» Task prompt
Of all the lines in the records below, how many hold the word "name"? Give the number alone.

» Input
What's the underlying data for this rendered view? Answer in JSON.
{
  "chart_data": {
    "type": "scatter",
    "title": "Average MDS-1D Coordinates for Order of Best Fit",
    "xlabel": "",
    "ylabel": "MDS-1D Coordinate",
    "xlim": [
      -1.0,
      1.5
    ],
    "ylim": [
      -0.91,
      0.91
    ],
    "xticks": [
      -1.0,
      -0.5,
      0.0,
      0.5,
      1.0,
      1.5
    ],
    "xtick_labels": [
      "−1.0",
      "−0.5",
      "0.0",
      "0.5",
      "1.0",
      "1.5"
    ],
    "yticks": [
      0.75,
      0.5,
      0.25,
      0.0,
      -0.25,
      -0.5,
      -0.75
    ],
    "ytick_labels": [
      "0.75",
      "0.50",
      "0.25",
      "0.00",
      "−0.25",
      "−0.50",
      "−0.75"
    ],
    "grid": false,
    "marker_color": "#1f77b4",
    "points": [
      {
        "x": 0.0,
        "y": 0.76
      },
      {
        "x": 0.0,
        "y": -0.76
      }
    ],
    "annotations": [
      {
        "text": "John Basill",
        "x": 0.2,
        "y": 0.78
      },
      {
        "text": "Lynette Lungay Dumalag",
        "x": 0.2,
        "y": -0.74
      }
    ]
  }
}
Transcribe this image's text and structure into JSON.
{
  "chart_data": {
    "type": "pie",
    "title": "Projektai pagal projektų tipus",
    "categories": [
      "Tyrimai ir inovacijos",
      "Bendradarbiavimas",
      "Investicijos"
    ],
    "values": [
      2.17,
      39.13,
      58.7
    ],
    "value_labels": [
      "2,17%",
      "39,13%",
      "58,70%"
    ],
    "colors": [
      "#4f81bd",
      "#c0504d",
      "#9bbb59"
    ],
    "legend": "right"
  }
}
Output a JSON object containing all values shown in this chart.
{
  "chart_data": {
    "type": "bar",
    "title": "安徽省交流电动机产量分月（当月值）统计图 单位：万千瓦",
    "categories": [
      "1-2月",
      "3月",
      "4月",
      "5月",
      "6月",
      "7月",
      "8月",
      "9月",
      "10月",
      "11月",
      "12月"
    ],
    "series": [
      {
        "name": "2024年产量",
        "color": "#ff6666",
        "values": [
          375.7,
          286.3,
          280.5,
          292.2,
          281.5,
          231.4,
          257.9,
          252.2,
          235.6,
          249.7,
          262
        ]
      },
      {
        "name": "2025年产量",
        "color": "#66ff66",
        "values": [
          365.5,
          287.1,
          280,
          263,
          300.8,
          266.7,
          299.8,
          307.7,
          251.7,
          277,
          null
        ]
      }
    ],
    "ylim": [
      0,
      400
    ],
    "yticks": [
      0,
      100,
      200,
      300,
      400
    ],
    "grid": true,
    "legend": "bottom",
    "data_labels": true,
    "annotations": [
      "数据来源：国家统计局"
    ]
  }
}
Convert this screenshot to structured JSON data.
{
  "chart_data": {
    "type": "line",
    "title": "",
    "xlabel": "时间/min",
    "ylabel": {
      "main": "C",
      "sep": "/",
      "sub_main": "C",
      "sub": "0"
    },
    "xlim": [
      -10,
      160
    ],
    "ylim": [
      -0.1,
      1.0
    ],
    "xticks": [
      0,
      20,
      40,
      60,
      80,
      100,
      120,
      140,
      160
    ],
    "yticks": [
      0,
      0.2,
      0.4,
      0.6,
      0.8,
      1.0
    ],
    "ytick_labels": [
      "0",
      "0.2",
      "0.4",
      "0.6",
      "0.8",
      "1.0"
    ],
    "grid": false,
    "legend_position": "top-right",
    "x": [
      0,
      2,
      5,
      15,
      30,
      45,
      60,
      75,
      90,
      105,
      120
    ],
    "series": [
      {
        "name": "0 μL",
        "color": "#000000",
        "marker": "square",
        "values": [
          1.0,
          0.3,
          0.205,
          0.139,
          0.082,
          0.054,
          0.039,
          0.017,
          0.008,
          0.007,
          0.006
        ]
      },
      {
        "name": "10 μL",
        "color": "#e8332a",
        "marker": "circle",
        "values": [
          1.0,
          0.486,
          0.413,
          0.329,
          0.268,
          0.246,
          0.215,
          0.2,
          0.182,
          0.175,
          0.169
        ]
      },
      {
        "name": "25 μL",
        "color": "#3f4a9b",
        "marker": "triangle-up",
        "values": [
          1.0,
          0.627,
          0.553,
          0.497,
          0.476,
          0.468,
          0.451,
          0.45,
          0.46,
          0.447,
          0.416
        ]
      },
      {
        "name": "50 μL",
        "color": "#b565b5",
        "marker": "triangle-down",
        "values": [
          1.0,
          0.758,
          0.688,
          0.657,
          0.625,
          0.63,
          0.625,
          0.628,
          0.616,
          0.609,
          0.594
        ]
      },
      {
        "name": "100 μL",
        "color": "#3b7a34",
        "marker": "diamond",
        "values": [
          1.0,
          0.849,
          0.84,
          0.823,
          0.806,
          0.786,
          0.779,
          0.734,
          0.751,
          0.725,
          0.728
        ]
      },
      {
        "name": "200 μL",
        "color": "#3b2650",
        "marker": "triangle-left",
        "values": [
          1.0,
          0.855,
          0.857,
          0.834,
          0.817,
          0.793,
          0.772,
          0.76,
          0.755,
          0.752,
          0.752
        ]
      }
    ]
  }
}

» Task output
8